**Problem:** Every line below that includes "임상시험을" counts toward the total. Report that total alone.

**Data entries:**
---------------
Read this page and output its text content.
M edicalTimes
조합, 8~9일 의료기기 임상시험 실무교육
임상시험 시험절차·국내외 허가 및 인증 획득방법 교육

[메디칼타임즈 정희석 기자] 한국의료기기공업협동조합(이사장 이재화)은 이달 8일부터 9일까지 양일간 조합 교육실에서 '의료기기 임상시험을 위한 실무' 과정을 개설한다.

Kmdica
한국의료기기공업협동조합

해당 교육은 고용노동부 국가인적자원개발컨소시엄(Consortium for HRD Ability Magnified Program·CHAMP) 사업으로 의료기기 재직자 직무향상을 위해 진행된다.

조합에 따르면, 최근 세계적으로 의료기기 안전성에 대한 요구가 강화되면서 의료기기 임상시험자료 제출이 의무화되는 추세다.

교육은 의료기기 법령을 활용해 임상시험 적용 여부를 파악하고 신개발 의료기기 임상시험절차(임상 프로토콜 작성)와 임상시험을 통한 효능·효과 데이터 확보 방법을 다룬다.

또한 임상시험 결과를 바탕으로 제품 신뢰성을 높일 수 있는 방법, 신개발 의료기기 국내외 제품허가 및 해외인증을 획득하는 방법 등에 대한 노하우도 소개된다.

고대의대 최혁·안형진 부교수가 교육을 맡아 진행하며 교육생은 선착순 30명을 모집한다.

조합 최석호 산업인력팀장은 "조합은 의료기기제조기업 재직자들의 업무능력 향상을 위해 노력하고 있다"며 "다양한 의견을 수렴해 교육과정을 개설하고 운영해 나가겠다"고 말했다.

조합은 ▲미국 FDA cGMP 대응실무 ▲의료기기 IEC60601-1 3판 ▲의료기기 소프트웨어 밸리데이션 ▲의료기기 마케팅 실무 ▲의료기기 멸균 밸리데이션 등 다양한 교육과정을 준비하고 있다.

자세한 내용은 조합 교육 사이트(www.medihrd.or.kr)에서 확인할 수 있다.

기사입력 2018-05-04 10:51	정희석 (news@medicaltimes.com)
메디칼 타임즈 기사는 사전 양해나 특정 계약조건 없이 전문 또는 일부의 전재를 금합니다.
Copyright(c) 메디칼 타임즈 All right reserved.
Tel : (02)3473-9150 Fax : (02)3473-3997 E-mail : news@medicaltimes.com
---------------
**Complete output:** 2